**DESCRIPTION OF THE TASK**
From the entries below, copy every line holding the word "values".

══ DATA PROVIDED ══

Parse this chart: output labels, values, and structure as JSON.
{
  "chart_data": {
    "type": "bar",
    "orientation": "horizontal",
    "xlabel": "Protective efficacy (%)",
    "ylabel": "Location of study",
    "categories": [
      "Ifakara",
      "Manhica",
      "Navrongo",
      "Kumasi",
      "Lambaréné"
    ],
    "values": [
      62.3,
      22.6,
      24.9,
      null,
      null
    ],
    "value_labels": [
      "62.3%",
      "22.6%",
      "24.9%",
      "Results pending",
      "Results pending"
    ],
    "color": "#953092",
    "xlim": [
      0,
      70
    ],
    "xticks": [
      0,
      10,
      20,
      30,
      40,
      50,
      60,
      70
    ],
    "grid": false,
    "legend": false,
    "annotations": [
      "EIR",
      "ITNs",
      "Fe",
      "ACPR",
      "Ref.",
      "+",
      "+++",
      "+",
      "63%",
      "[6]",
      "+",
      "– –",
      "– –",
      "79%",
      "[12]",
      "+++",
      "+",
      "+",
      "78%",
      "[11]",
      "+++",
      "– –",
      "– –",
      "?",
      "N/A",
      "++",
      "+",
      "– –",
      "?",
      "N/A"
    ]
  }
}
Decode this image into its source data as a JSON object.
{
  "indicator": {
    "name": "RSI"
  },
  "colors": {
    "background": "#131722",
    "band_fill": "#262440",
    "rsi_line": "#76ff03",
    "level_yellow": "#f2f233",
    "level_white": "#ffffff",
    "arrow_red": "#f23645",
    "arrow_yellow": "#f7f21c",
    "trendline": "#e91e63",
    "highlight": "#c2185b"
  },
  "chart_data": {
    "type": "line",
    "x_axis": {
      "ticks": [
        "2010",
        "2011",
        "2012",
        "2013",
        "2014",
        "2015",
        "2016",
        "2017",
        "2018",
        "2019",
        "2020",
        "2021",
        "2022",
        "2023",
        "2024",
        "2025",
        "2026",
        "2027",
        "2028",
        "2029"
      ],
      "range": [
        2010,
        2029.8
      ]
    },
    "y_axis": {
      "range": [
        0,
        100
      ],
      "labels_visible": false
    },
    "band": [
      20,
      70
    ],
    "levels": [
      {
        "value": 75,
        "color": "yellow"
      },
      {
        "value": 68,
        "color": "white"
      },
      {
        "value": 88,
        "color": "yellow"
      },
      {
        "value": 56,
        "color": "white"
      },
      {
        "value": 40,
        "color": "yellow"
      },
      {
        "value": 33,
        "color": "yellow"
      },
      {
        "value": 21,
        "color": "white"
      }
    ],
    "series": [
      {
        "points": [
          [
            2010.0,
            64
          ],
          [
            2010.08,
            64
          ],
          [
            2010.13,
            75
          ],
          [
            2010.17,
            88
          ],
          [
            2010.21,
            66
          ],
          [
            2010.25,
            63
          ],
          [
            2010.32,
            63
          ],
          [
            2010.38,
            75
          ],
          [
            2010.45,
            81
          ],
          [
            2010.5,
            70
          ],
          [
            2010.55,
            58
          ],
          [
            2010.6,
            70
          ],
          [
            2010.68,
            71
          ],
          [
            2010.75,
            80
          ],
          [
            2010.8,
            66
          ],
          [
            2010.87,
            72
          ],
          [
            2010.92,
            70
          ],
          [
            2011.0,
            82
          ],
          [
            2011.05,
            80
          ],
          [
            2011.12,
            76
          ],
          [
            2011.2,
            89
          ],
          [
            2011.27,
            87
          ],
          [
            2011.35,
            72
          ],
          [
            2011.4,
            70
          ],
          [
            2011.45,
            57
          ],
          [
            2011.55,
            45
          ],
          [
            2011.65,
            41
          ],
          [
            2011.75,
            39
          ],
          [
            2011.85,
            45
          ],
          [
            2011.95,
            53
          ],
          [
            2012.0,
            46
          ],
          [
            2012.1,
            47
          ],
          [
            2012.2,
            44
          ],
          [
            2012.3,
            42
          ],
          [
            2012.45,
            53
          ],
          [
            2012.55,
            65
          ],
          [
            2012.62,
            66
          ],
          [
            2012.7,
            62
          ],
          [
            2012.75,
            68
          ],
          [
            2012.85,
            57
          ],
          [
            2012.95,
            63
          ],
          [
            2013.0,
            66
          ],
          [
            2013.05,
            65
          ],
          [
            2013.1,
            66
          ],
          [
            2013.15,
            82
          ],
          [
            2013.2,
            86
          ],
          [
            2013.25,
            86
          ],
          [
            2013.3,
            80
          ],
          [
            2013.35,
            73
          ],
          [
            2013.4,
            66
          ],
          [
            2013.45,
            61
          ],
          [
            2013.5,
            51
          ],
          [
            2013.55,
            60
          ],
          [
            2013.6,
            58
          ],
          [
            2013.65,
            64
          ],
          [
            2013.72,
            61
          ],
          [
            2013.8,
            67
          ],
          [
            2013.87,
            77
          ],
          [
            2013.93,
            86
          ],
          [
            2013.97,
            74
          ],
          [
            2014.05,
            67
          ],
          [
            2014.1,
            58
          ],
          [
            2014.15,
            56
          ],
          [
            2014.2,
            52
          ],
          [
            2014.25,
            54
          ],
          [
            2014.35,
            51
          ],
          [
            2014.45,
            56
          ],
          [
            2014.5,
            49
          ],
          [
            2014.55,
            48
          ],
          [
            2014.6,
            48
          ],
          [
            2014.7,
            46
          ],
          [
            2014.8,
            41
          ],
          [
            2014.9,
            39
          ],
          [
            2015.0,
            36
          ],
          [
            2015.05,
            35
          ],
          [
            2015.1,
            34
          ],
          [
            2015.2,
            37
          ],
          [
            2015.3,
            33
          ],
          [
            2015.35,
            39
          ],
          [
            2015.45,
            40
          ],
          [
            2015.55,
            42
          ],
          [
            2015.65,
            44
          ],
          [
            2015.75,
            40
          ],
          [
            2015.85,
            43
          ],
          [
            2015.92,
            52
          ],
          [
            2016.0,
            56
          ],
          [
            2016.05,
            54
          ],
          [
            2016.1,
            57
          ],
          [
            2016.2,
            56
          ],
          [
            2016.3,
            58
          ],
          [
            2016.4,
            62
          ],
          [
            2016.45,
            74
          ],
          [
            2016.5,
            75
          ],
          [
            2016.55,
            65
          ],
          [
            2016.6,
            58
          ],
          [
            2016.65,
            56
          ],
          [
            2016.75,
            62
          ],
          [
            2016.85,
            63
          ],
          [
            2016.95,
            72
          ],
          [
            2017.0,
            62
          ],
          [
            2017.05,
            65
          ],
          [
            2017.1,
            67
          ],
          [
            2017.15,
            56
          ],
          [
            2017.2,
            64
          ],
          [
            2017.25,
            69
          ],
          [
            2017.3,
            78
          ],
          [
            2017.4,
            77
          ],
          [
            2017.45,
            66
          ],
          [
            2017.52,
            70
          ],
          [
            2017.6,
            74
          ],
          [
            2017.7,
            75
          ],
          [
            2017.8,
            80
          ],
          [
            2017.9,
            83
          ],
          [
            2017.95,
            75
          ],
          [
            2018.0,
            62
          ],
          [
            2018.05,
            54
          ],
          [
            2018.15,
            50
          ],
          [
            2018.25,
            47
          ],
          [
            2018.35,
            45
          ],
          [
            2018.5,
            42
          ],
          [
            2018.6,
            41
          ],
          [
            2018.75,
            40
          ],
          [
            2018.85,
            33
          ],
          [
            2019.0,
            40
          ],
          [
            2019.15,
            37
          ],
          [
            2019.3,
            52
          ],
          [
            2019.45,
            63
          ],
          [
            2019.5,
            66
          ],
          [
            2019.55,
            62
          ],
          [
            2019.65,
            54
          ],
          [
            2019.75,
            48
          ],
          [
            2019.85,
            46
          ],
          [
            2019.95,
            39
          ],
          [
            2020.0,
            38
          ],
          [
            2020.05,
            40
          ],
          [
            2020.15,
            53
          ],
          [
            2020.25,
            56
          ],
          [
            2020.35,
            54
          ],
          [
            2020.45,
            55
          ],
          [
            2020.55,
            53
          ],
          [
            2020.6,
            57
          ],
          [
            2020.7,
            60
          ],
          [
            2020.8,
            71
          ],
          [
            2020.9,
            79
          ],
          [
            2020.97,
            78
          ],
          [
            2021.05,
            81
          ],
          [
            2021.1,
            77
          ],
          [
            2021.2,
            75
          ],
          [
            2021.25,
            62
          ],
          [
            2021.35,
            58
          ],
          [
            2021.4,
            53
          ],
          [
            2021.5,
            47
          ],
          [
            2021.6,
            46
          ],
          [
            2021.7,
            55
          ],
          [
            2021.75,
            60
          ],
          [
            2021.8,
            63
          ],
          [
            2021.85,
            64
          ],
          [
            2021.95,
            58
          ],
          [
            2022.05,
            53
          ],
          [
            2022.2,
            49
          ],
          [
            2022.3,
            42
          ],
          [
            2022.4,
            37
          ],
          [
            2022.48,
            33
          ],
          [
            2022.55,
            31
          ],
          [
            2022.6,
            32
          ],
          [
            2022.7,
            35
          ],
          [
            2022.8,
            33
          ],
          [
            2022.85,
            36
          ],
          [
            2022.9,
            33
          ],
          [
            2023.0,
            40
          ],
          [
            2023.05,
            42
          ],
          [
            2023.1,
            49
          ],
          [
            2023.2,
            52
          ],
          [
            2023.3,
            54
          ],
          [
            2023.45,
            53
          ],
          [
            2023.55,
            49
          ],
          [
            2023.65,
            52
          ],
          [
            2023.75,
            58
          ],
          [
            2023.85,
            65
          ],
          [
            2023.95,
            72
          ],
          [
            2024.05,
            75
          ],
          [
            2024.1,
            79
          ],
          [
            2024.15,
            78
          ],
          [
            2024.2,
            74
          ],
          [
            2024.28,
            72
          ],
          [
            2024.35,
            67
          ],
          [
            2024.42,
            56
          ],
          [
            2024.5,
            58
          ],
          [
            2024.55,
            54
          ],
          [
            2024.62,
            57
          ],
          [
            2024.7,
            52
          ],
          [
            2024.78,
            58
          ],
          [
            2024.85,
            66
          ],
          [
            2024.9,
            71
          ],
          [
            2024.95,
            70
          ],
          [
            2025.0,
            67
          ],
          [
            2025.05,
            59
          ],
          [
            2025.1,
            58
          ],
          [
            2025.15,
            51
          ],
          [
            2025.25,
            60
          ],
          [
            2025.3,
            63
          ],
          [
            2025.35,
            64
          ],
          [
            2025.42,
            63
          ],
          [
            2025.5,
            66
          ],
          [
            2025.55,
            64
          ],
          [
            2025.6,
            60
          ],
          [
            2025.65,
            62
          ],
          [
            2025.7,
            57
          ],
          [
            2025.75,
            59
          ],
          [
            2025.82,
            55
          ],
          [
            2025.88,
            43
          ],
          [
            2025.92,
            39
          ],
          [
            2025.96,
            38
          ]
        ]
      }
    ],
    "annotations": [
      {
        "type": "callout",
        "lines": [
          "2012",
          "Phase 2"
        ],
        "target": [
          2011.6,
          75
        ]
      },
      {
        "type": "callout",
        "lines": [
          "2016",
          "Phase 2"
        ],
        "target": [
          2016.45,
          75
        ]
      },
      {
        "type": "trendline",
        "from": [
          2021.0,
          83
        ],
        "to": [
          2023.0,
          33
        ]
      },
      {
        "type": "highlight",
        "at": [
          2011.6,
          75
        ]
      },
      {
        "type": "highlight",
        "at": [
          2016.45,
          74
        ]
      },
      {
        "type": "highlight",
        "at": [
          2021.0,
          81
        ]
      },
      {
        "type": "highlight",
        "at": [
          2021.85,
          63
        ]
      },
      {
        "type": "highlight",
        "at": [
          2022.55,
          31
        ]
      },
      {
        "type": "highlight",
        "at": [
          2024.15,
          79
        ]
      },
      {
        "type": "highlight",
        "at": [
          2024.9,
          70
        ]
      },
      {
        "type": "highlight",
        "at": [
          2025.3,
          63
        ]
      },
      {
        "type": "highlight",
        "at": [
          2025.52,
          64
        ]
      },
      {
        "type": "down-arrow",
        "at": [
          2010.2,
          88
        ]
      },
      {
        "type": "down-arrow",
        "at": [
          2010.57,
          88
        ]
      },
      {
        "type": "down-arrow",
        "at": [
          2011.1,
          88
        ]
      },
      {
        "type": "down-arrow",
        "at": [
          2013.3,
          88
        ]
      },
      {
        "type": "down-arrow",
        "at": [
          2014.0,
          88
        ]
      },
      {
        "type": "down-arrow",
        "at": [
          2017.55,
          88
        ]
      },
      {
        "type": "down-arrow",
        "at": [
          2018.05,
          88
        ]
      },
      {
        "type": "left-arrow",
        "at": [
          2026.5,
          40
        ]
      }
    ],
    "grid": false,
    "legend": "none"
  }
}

═══

**CORRECT ANSWER**
Parse this chart: output labels, values, and structure as JSON.
    "values": [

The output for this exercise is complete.